Answer these questions from the news report below on depression in Indonesia:
(a) What percentage of the country was suffering from some form of depression, according to the survey?
(b) Where did Fachmi Idris speak to a press conference?
(c) What was the suicide rate per 100,000 people in 1998?

───── DOCUMENT SECTION ─────

The Jakarta Post, Jakarta
The majority of the country's population has suffered depression of some form in the last year, says the Indonesian Doctors Association (IDI). IDI chairman Fachmi Idris said Wednesday that the latest survey put out by the country's psychiatrist association showed that 94 percent of the country was suffering from some form of depression.
"This ranges from mild to severe cases of depression," Fachmi told a press conference after a meeting with President Susilo Bambang Yudhoyono at the Bina Graha Presidential Office. Fachmi said that among the symptoms of depression were a tendency to violate rules and norms, apathy, withdrawal and a refusal to work.
He said the research was based on the assumption of health as defined by the law on health, which regards health as encompassing physical, mental and social factors.He also cited the World Health Organization's definition of health as a "state of complete physical, mental and social well-being, and not merely and absence of disease or infirmity."
Since the economic crisis in 1997, Indonesia has seen an increase in depression rates.The WHO's regional office reports that suicide is on the rise in Indonesia. From 1997 to 1998 there were 34 suicides in Jakarta alone.The suicide rate was 1.6 per 100,000 people in 1997 and 1.8 per 100,000 in 1998, while prior to 1996 the number had been decreasing.

───── SUPPLIED MATERIAL ─────

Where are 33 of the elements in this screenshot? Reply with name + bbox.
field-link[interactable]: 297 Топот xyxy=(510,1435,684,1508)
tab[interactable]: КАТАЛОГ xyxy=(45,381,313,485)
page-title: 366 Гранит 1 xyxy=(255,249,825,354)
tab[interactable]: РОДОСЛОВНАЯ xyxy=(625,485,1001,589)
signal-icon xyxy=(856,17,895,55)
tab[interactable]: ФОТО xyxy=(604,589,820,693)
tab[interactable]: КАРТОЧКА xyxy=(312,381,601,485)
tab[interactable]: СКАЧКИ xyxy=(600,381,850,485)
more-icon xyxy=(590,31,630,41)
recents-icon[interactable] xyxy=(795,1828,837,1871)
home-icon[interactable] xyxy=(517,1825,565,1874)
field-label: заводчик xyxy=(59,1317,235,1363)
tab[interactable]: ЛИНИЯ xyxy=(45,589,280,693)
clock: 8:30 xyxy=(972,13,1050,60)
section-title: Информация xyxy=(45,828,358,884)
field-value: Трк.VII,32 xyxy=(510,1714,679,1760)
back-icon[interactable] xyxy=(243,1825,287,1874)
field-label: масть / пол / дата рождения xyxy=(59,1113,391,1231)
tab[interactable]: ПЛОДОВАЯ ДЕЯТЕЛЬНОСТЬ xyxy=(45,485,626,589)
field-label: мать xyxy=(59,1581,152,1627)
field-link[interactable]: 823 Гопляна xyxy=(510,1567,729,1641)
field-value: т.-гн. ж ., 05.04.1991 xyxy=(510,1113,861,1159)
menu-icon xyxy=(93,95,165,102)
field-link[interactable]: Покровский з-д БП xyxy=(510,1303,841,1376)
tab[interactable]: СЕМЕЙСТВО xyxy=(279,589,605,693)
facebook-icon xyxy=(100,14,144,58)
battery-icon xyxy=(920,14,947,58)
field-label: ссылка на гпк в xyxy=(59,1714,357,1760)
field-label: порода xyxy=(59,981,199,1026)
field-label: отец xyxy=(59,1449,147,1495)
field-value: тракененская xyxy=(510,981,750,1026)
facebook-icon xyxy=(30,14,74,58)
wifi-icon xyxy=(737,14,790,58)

─────

OUTPUT BELOW:
(a) 94 percent
(b) At the Bina Graha Presidential Office
(c) 1.8